- **TASK STATEMENT**:
Look through the material and copy each line holding "this".

- **RECORD SET**:

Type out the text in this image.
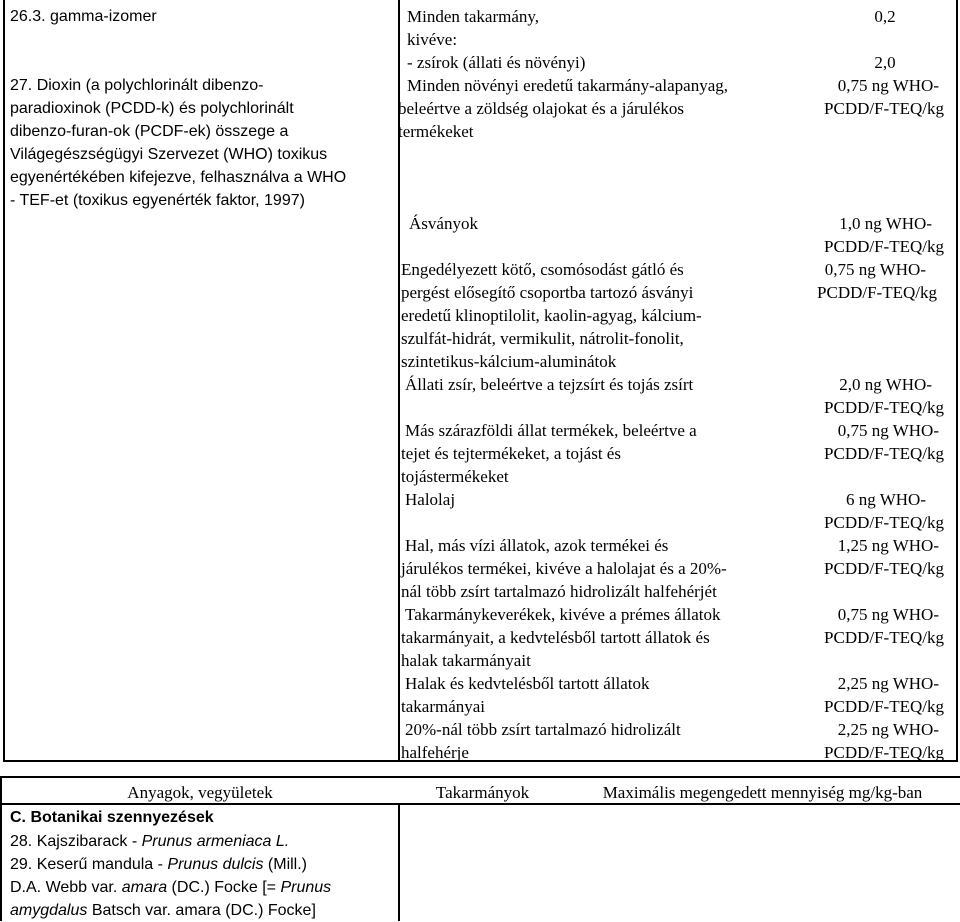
26.3. gamma-izomer
27. Dioxin (a polychlorinált dibenzo-
paradioxinok (PCDD-k) és polychlorinált
dibenzo-furan-ok (PCDF-ek) összege a
Világegészségügyi Szervezet (WHO) toxikus
egyenértékében kifejezve, felhasználva a WHO
- TEF-et (toxikus egyenérték faktor, 1997)
Minden takarmány,
kivéve:
- zsírok (állati és növényi)
Minden növényi eredetű takarmány-alapanyag,
beleértve a zöldség olajokat és a járulékos
termékeket
Ásványok
Engedélyezett kötő, csomósodást gátló és
pergést elősegítő csoportba tartozó ásványi
eredetű klinoptilolit, kaolin-agyag, kálcium-
szulfát-hidrát, vermikulit, nátrolit-fonolit,
szintetikus-kálcium-aluminátok
Állati zsír, beleértve a tejzsírt és tojás zsírt
Más szárazföldi állat termékek, beleértve a
tejet és tejtermékeket, a tojást és
tojástermékeket
Halolaj
Hal, más vízi állatok, azok termékei és
járulékos termékei, kivéve a halolajat és a 20%-
nál több zsírt tartalmazó hidrolizált halfehérjét
Takarmánykeverékek, kivéve a prémes állatok
takarmányait, a kedvtelésből tartott állatok és
halak takarmányait
Halak és kedvtelésből tartott állatok
takarmányai
20%-nál több zsírt tartalmazó hidrolizált
halfehérje
0,2
2,0
0,75 ng WHO-
PCDD/F-TEQ/kg
1,0 ng WHO-
PCDD/F-TEQ/kg
0,75 ng WHO-
PCDD/F-TEQ/kg
2,0 ng WHO-
PCDD/F-TEQ/kg
0,75 ng WHO-
PCDD/F-TEQ/kg
6 ng WHO-
PCDD/F-TEQ/kg
1,25 ng WHO-
PCDD/F-TEQ/kg
0,75 ng WHO-
PCDD/F-TEQ/kg
2,25 ng WHO-
PCDD/F-TEQ/kg
2,25 ng WHO-
PCDD/F-TEQ/kg
Anyagok, vegyületek	Takarmányok	Maximális megengedett mennyiség mg/kg-ban
C. Botanikai szennyezések
28. Kajszibarack - Prunus armeniaca L.
29. Keserű mandula - Prunus dulcis (Mill.)
D.A. Webb var. amara (DC.) Focke [= Prunus
amygdalus Batsch var. amara (DC.) Focke]
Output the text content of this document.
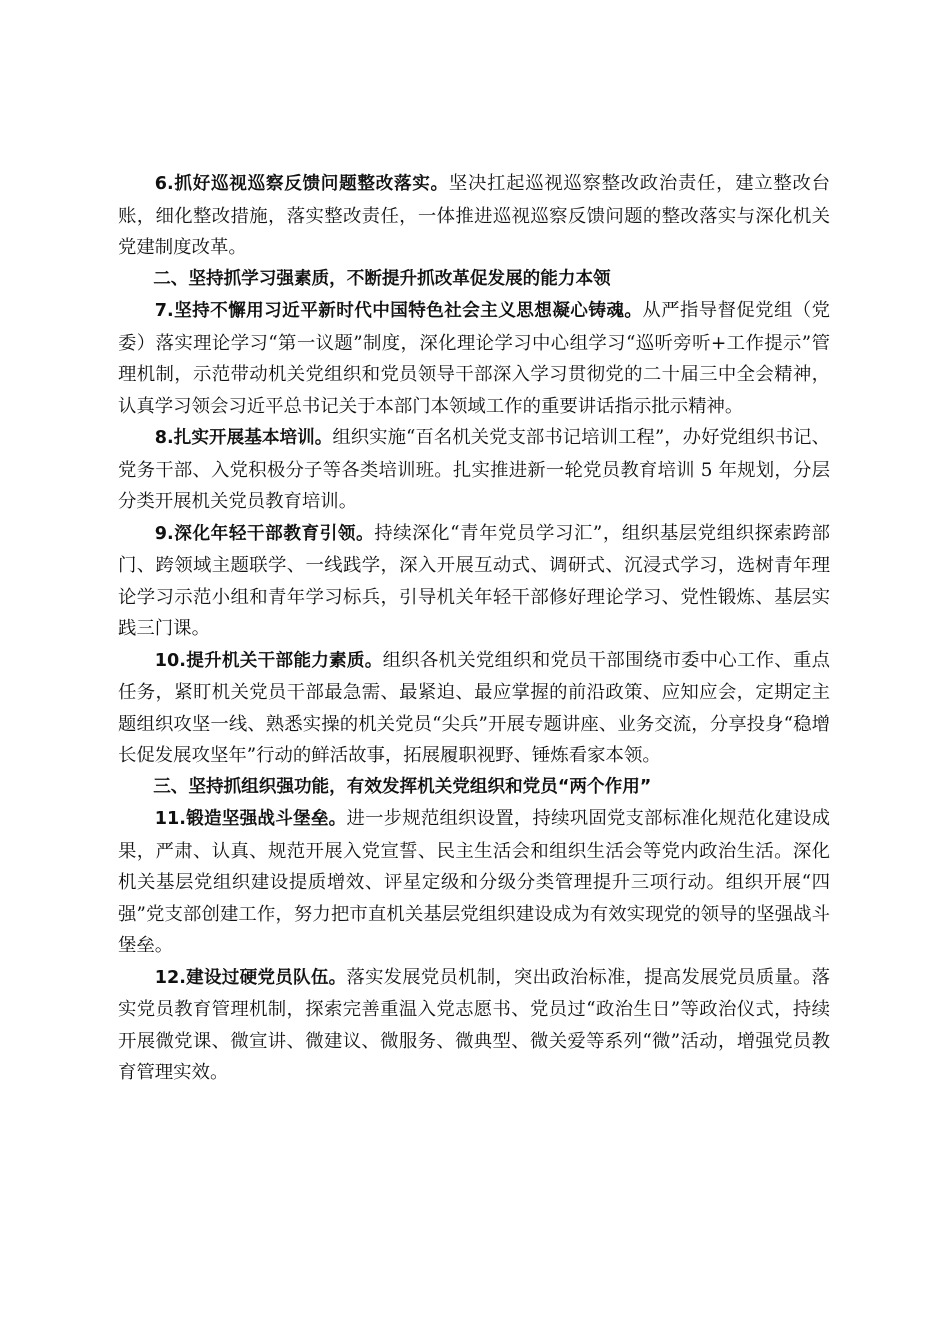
6.抓好巡视巡察反馈问题整改落实。坚决扛起巡视巡察整改政治责任，建立整改台账，细化整改措施，落实整改责任，一体推进巡视巡察反馈问题的整改落实与深化机关党建制度改革。

二、坚持抓学习强素质，不断提升抓改革促发展的能力本领

7.坚持不懈用习近平新时代中国特色社会主义思想凝心铸魂。从严指导督促党组（党委）落实理论学习“第一议题”制度，深化理论学习中心组学习“巡听旁听+工作提示”管理机制，示范带动机关党组织和党员领导干部深入学习贯彻党的二十届三中全会精神，认真学习领会习近平总书记关于本部门本领域工作的重要讲话指示批示精神。

8.扎实开展基本培训。组织实施“百名机关党支部书记培训工程”，办好党组织书记、党务干部、入党积极分子等各类培训班。扎实推进新一轮党员教育培训 5 年规划，分层分类开展机关党员教育培训。

9.深化年轻干部教育引领。持续深化“青年党员学习汇”，组织基层党组织探索跨部门、跨领域主题联学、一线践学，深入开展互动式、调研式、沉浸式学习，选树青年理论学习示范小组和青年学习标兵，引导机关年轻干部修好理论学习、党性锻炼、基层实践三门课。

10.提升机关干部能力素质。组织各机关党组织和党员干部围绕市委中心工作、重点任务，紧盯机关党员干部最急需、最紧迫、最应掌握的前沿政策、应知应会，定期定主题组织攻坚一线、熟悉实操的机关党员“尖兵”开展专题讲座、业务交流，分享投身“稳增长促发展攻坚年”行动的鲜活故事，拓展履职视野、锤炼看家本领。

三、坚持抓组织强功能，有效发挥机关党组织和党员“两个作用”

11.锻造坚强战斗堡垒。进一步规范组织设置，持续巩固党支部标准化规范化建设成果，严肃、认真、规范开展入党宣誓、民主生活会和组织生活会等党内政治生活。深化机关基层党组织建设提质增效、评星定级和分级分类管理提升三项行动。组织开展“四强”党支部创建工作，努力把市直机关基层党组织建设成为有效实现党的领导的坚强战斗堡垒。

12.建设过硬党员队伍。落实发展党员机制，突出政治标准，提高发展党员质量。落实党员教育管理机制，探索完善重温入党志愿书、党员过“政治生日”等政治仪式，持续开展微党课、微宣讲、微建议、微服务、微典型、微关爱等系列“微”活动，增强党员教育管理实效。
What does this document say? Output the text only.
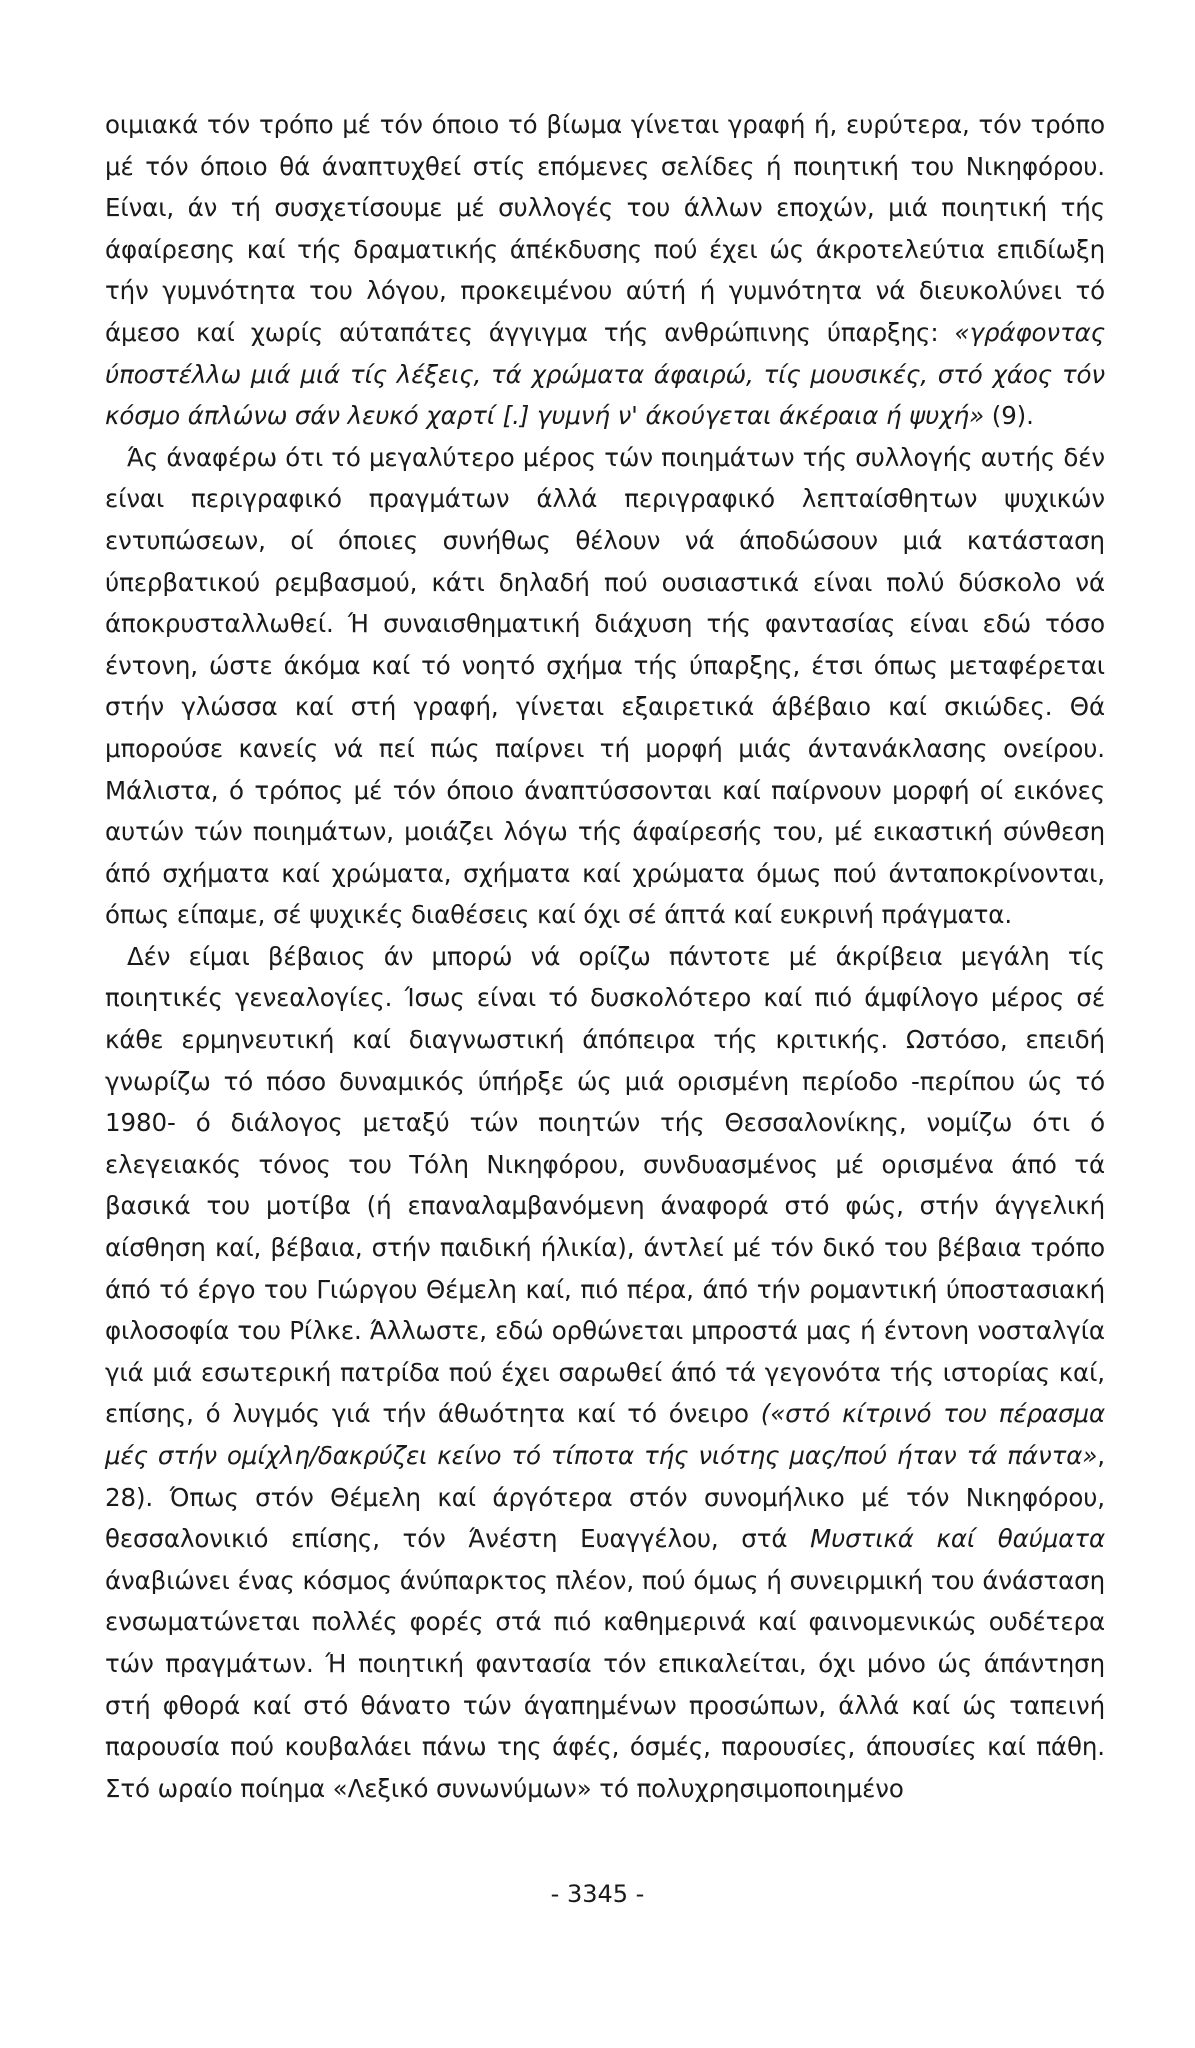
οιμιακά τόν τρόπο μέ τόν όποιο τό βίωμα γίνεται γραφή ή, ευρύτερα, τόν τρόπο μέ τόν όποιο θά άναπτυχθεί στίς επόμενες σελίδες ή ποιητική του Νικηφόρου. Είναι, άν τή συσχετίσουμε μέ συλλογές του άλλων εποχών, μιά ποιητική τής άφαίρεσης καί τής δραματικής άπέκδυσης πού έχει ώς άκροτελεύτια επιδίωξη τήν γυμνότητα του λόγου, προκειμένου αύτή ή γυμνότητα νά διευκολύνει τό άμεσο καί χωρίς αύταπάτες άγγιγμα τής ανθρώπινης ύπαρξης: «γράφοντας ύποστέλλω μιά μιά τίς λέξεις, τά χρώματα άφαιρώ, τίς μουσικές, στό χάος τόν κόσμο άπλώνω σάν λευκό χαρτί [.] γυμνή ν' άκούγεται άκέραια ή ψυχή» (9).

Άς άναφέρω ότι τό μεγαλύτερο μέρος τών ποιημάτων τής συλλογής αυτής δέν είναι περιγραφικό πραγμάτων άλλά περιγραφικό λεπταίσθητων ψυχικών εντυπώσεων, οί όποιες συνήθως θέλουν νά άποδώσουν μιά κατάσταση ύπερβατικού ρεμβασμού, κάτι δηλαδή πού ουσιαστικά είναι πολύ δύσκολο νά άποκρυσταλλωθεί. Ή συναισθηματική διάχυση τής φαντασίας είναι εδώ τόσο έντονη, ώστε άκόμα καί τό νοητό σχήμα τής ύπαρξης, έτσι όπως μεταφέρεται στήν γλώσσα καί στή γραφή, γίνεται εξαιρετικά άβέβαιο καί σκιώδες. Θά μπορούσε κανείς νά πεί πώς παίρνει τή μορφή μιάς άντανάκλασης ονείρου. Μάλιστα, ό τρόπος μέ τόν όποιο άναπτύσσονται καί παίρνουν μορφή οί εικόνες αυτών τών ποιημάτων, μοιάζει λόγω τής άφαίρεσής του, μέ εικαστική σύνθεση άπό σχήματα καί χρώματα, σχήματα καί χρώματα όμως πού άνταποκρίνονται, όπως είπαμε, σέ ψυχικές διαθέσεις καί όχι σέ άπτά καί ευκρινή πράγματα.

Δέν είμαι βέβαιος άν μπορώ νά ορίζω πάντοτε μέ άκρίβεια μεγάλη τίς ποιητικές γενεαλογίες. Ίσως είναι τό δυσκολότερο καί πιό άμφίλογο μέρος σέ κάθε ερμηνευτική καί διαγνωστική άπόπειρα τής κριτικής. Ωστόσο, επειδή γνωρίζω τό πόσο δυναμικός ύπήρξε ώς μιά ορισμένη περίοδο -περίπου ώς τό 1980- ό διάλογος μεταξύ τών ποιητών τής Θεσσαλονίκης, νομίζω ότι ό ελεγειακός τόνος του Τόλη Νικηφόρου, συνδυασμένος μέ ορισμένα άπό τά βασικά του μοτίβα (ή επαναλαμβανόμενη άναφορά στό φώς, στήν άγγελική αίσθηση καί, βέβαια, στήν παιδική ήλικία), άντλεί μέ τόν δικό του βέβαια τρόπο άπό τό έργο του Γιώργου Θέμελη καί, πιό πέρα, άπό τήν ρομαντική ύποστασιακή φιλοσοφία του Ρίλκε. Άλλωστε, εδώ ορθώνεται μπροστά μας ή έντονη νοσταλγία γιά μιά εσωτερική πατρίδα πού έχει σαρωθεί άπό τά γεγονότα τής ιστορίας καί, επίσης, ό λυγμός γιά τήν άθωότητα καί τό όνειρο («στό κίτρινό του πέρασμα μές στήν ομίχλη/δακρύζει κείνο τό τίποτα τής νιότης μας/πού ήταν τά πάντα», 28). Όπως στόν Θέμελη καί άργότερα στόν συνομήλικο μέ τόν Νικηφόρου, θεσσαλονικιό επίσης, τόν Άνέστη Ευαγγέλου, στά Μυστικά καί θαύματα άναβιώνει ένας κόσμος άνύπαρκτος πλέον, πού όμως ή συνειρμική του άνάσταση ενσωματώνεται πολλές φορές στά πιό καθημερινά καί φαινομενικώς ουδέτερα τών πραγμάτων. Ή ποιητική φαντασία τόν επικαλείται, όχι μόνο ώς άπάντηση στή φθορά καί στό θάνατο τών άγαπημένων προσώπων, άλλά καί ώς ταπεινή παρουσία πού κουβαλάει πάνω της άφές, όσμές, παρουσίες, άπουσίες καί πάθη. Στό ωραίο ποίημα «Λεξικό συνωνύμων» τό πολυχρησιμοποιημένο

- 3345 -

- **WRITTEN ANSWER**:
Type out the text in this image.
Output the text content of this document.
What does this document say? Output the text only.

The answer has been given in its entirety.